• _What you have to do_
In the Elasticsearch article below, which default similarity algorithm replaced TF-IDF with the introduction of Lucene 6?

• _Reading passage_
····················

Elasticsearch Query optimisation techniques for relevant search results — Part 1

Published in

CodeX

6 min readFeb 5, 2022

Elasticsearch, as the name implies, is primarily used for its incredibly fast search capabilities. But have you ever wondered how scoring happens in the background and why some documents score higher than others? In this two-part series, we will first focus on how to construct simple to complex search queries. Following that, we will explain the calculations that occur behind the scenes using the explain API.

Search Results Ranking Basics:

Elasticsearch previously used TF-IDF as their default similarity algorithm, but shifted to BM25 (Best Matching) with the introduction of Lucene 6.

Here’s a simple explanation of how search results are scored, based on the following criteria:

Term Frequency (TF): The number of times the search term appears in the document.
Document length: The length of the document containing the search term versus the average length of the documents in the search results.
Inverse Document Frequency (IDF): The ratio of the number of documents that contain a value for the search field to the number of documents containing the search term in the field that is being searched. In simpler terms, it measures the rarity of the search term in a document. The score is higher if rare search terms are present.
Elasticsearch sums up the scores computed by all search terms.

Learning with a scenario:

Let us assume we have a books catalogue (books index) where category, a short description and a long description are primarily used for finding relevant books. We start by writing a simple search query to find the relevant books from the catalogue.

{
 “title”: “Unlocking Android”,
 “isbn”: “1933988673”,
 “pageCount”: 416,
 “categories”: [
 “Open Source”,
 “Mobile”
 ],
 “shortDescription”: “Unlocking Android: A Developer’s Guide provides concise, hands-on instruction for the Android operating system and development tools. This book teaches important architectural concepts in a straightforward writing style and builds on this with practical and useful examples throughout.”,
 “longDescription”: “Android is an open source mobile phone platform based on the Linux operating system and developed by the Open Handset Alliance, a consortium of over 30 hardware, software and telecom companies that focus on open standards for mobile devices. Led by search giant, Google, Android is designed to deliver a better and more open and cost effective mobile experience. Unlocking Android: A Developer’s Guide provides concise, hands-on instruction for the Android operating system and development tools. This book teaches important architectural concepts in a straightforward writing style and builds on this with practical and useful examples throughout. Based on his mobile development experience and his deep knowledge of the arcane Android technical documentation, the author conveys the know-how you need to develop practical applications that build upon or replace any of Androids features, however small. Unlocking Android: A Developer’s Guide prepares the reader to embrace the platform in easy-to-understand language and builds on this foundation with re-usable Java code examples. It is ideal for corporate and hobbyists alike who have an interest, or a mandate, to deliver software functionality for cell phones. WHAT’S INSIDE: * Android’s place in the market * Using the Eclipse environment for Android development * The Intents — how and why they are used * Application classes: o Activity o Service o IntentReceiver * User interface design * Using the ContentProvider to manage data * Persisting data with the SQLite database * Networking examples * Telephony applications * Notification methods * OpenGL, animation & multimedia * Sample Applications “,
 “status”: “PUBLISH”,
 “authors”: [
 “W. Frank Ableson”,
 “Charlie Collins”,
 “Robi Sen”

····················

• _Supplied entries_
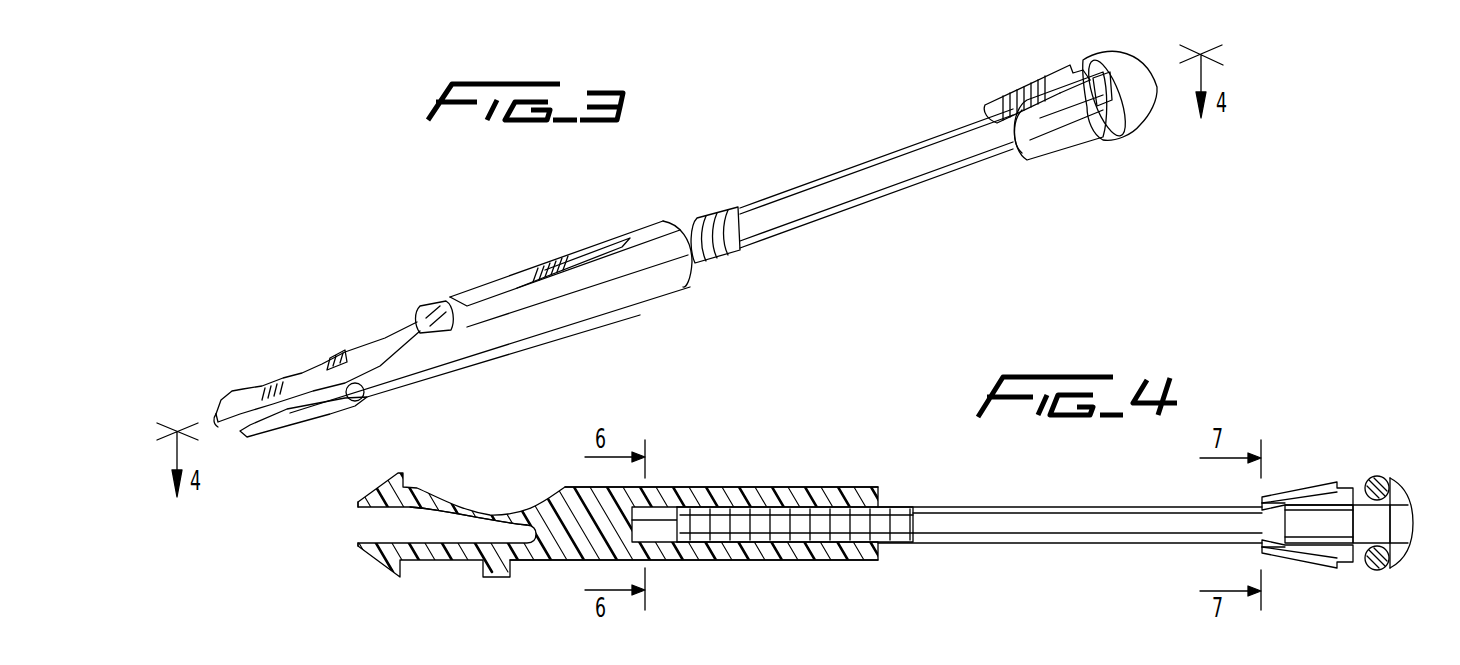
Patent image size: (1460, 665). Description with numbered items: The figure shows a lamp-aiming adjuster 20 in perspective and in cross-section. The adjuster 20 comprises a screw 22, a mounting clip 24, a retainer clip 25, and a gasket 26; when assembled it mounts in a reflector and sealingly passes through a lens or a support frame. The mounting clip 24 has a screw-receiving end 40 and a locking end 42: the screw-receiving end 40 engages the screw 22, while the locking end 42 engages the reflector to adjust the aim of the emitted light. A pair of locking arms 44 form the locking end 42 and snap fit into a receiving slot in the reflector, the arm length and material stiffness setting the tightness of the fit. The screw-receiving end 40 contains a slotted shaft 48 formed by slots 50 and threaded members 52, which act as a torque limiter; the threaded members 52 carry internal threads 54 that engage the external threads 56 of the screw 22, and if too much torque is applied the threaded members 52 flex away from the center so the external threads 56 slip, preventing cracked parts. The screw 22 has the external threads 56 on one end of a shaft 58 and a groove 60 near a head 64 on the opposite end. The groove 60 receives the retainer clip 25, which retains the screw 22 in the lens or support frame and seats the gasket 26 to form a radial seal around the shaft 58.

In FIG. 3, the adjuster 20 is at (708, 204).
In FIG. 3, the screw 22 is at (820, 219).
In FIG. 4, the screw 22 is at (1030, 544).
In FIG. 3, the mounting clip 24 is at (407, 373).
In FIG. 4, the mounting clip 24 is at (565, 546).
In FIG. 3, the retainer clip 25 is at (1065, 140).
In FIG. 4, the retainer clip 25 is at (1300, 490).
In FIG. 3, the gasket 26 is at (1120, 137).
In FIG. 4, the gasket 26 is at (1368, 480).
In FIG. 4, the screw-receiving end 40 is at (875, 500).
In FIG. 4, the locking end 42 is at (480, 515).
In FIG. 4, the locking arms 44 is at (360, 546).
In FIG. 4, the slotted shaft 48 is at (660, 533).
In FIG. 3, the slots 50 is at (583, 253).
In FIG. 3, the threaded members 52 is at (593, 290).
In FIG. 4, the internal threads 54 is at (758, 458).
In FIG. 3, the external threads 56 is at (723, 253).
In FIG. 4, the external threads 56 is at (897, 530).
In FIG. 3, the shaft 58 is at (837, 183).
In FIG. 3, the groove 60 is at (1000, 160).
In FIG. 4, the groove 60 is at (1260, 511).
In FIG. 4, the head 64 is at (1410, 527).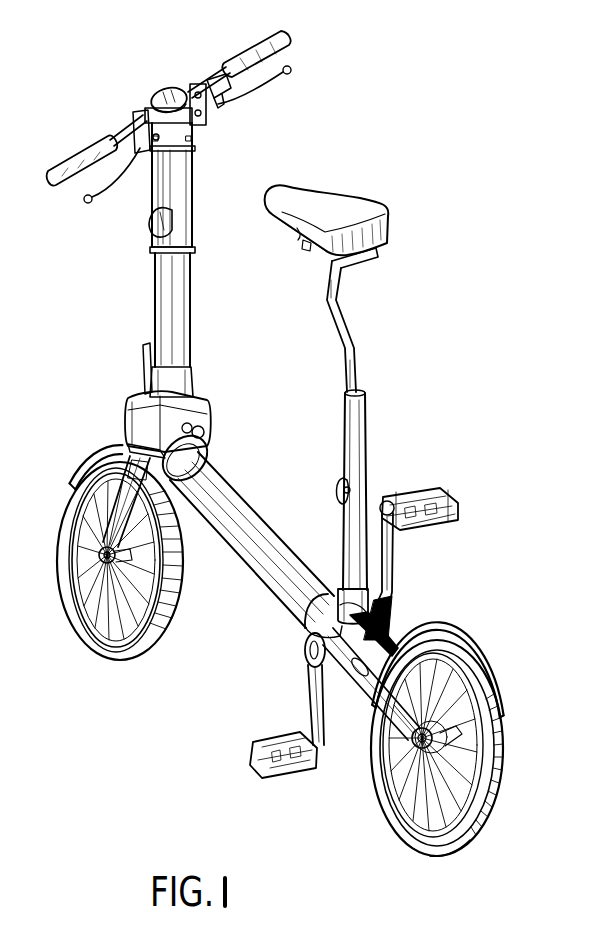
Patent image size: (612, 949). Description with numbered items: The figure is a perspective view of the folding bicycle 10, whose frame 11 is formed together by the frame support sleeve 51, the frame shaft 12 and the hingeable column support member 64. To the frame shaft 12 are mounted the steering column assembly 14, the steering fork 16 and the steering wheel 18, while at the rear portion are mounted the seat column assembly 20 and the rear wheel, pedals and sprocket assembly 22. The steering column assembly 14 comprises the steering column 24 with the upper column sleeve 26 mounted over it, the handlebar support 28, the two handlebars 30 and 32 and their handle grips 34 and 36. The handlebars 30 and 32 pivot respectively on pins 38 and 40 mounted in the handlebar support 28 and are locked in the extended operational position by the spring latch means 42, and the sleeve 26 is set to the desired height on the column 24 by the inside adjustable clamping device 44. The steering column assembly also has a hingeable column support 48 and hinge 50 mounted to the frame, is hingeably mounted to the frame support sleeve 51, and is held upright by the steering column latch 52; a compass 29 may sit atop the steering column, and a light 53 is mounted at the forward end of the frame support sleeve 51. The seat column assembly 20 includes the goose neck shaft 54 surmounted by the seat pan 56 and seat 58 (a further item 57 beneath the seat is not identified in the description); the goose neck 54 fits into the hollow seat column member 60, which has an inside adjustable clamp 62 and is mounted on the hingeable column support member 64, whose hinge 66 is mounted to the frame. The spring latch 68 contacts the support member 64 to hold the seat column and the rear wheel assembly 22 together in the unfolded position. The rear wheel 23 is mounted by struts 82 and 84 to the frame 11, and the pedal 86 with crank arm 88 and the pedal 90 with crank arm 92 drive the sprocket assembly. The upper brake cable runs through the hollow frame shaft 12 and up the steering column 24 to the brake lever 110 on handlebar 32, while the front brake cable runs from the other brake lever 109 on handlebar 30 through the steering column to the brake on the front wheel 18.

The folding bicycle 10 is at (232, 615).
The frame 11 is at (196, 588).
The frame shaft 12 is at (240, 542).
The steering column assembly 14 is at (152, 309).
The steering fork 16 is at (122, 503).
The steering wheel 18 is at (59, 557).
The seat column assembly 20 is at (378, 440).
The rear wheel, pedals and sprocket assembly 22 is at (515, 708).
The rear wheel 23 is at (478, 828).
The steering column 24 is at (183, 328).
The upper column sleeve 26 is at (191, 212).
The handlebar support 28 is at (195, 128).
The compass 29 is at (170, 83).
The handlebar 30 is at (137, 147).
The handlebar 32 is at (206, 80).
The handle grip 34 is at (95, 147).
The handle grip 36 is at (277, 40).
The pin 38 is at (195, 150).
The pin 40 is at (217, 97).
The spring latch means 42 is at (142, 156).
The inside adjustable clamping device 44 is at (150, 223).
The hingeable column support 48 is at (190, 403).
The hinge 50 is at (210, 430).
The frame support sleeve 51 is at (130, 437).
The steering column latch 52 is at (143, 363).
The light 53 is at (127, 420).
The goose neck shaft 54 is at (347, 323).
The seat pan 56 is at (296, 232).
The seat clamp 57 is at (308, 249).
The seat 58 is at (362, 201).
The hollow seat column member 60 is at (360, 468).
The inside adjustable clamp 62 is at (333, 472).
The hingeable column support member 64 is at (338, 592).
The hinge 66 is at (298, 628).
The spring latch 68 is at (372, 611).
The strut 82 is at (372, 707).
The strut 84 is at (492, 757).
The pedal 86 is at (262, 748).
The crank arm 88 is at (308, 695).
The pedal 90 is at (447, 500).
The crank arm 92 is at (391, 573).
The brake lever 109 is at (84, 200).
The brake lever 110 is at (275, 80).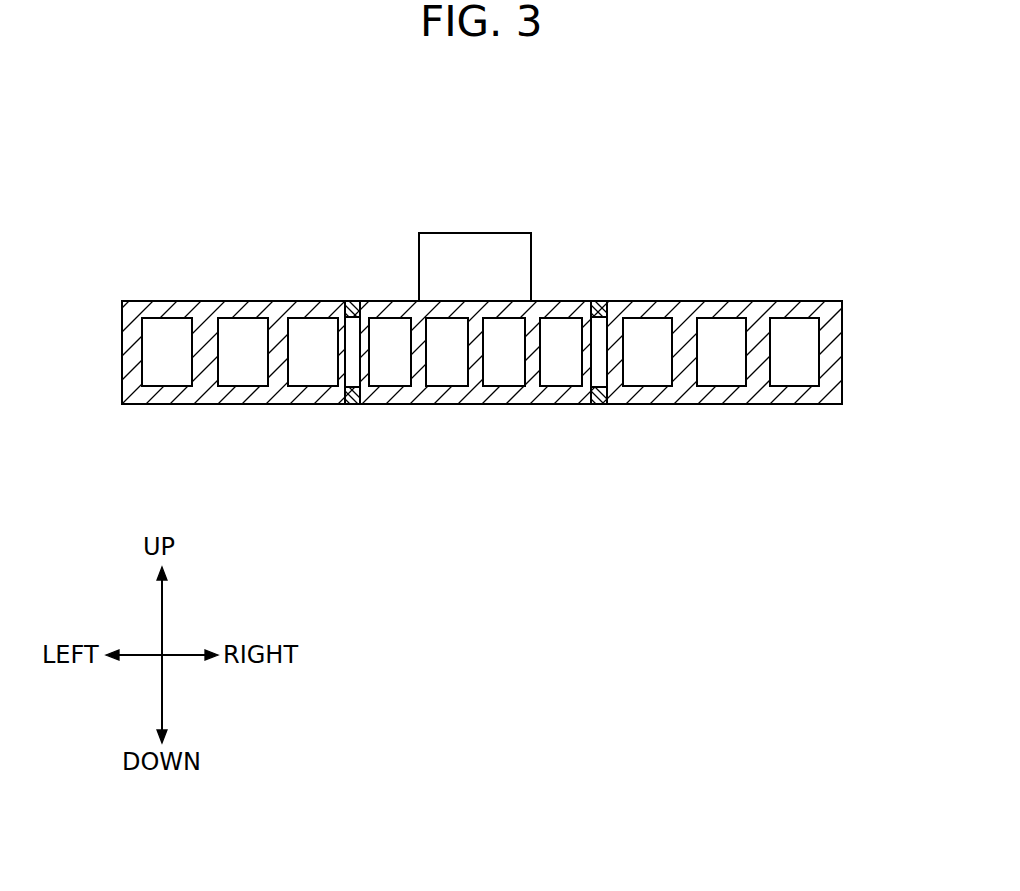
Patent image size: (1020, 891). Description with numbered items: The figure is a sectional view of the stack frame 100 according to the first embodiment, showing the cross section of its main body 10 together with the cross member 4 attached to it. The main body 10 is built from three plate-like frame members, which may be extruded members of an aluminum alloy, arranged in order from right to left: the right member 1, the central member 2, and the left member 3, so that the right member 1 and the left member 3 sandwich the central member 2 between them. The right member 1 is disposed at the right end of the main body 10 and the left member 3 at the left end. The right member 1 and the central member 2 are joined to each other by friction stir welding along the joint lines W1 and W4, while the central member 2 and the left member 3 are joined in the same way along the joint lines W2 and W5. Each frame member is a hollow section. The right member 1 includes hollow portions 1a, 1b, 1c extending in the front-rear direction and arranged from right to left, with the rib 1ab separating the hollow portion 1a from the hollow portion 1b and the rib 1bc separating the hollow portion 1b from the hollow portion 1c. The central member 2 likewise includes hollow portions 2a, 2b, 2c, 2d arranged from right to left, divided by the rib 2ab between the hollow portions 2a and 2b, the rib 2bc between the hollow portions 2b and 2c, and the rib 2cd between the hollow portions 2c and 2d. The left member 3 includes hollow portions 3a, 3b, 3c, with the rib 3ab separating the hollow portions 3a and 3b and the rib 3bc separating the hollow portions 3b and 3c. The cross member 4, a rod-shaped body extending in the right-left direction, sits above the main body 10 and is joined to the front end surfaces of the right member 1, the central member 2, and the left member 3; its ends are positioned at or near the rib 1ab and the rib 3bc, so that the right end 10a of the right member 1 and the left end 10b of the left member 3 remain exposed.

The stack frame 100 is at (818, 173).
The main body 10 is at (829, 301).
The right end 10a is at (843, 350).
The left end 10b is at (122, 350).
The right member 1 is at (745, 301).
The hollow portion 1a is at (805, 388).
The hollow portion 1b is at (730, 388).
The hollow portion 1c is at (662, 388).
The rib 1ab is at (777, 302).
The rib 1bc is at (707, 302).
The central member 2 is at (477, 301).
The hollow portion 2a is at (573, 388).
The hollow portion 2b is at (516, 388).
The hollow portion 2c is at (459, 388).
The hollow portion 2d is at (402, 388).
The rib 2ab is at (535, 348).
The rib 2bc is at (476, 345).
The rib 2cd is at (410, 347).
The left member 3 is at (259, 301).
The hollow portion 3a is at (326, 388).
The hollow portion 3b is at (255, 388).
The hollow portion 3c is at (177, 388).
The rib 3ab is at (293, 302).
The rib 3bc is at (220, 302).
The cross member 4 is at (421, 248).
The joint line W1 is at (598, 302).
The joint line W2 is at (351, 302).
The joint line W4 is at (598, 404).
The joint line W5 is at (352, 404).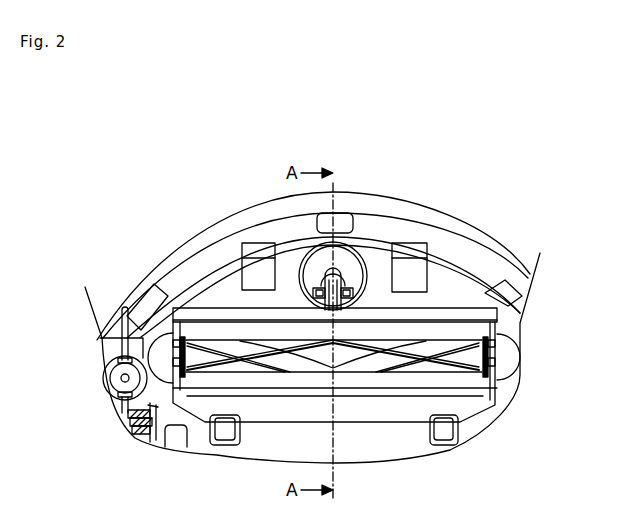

····················

• _Full answer_
BM25 (Best Matching).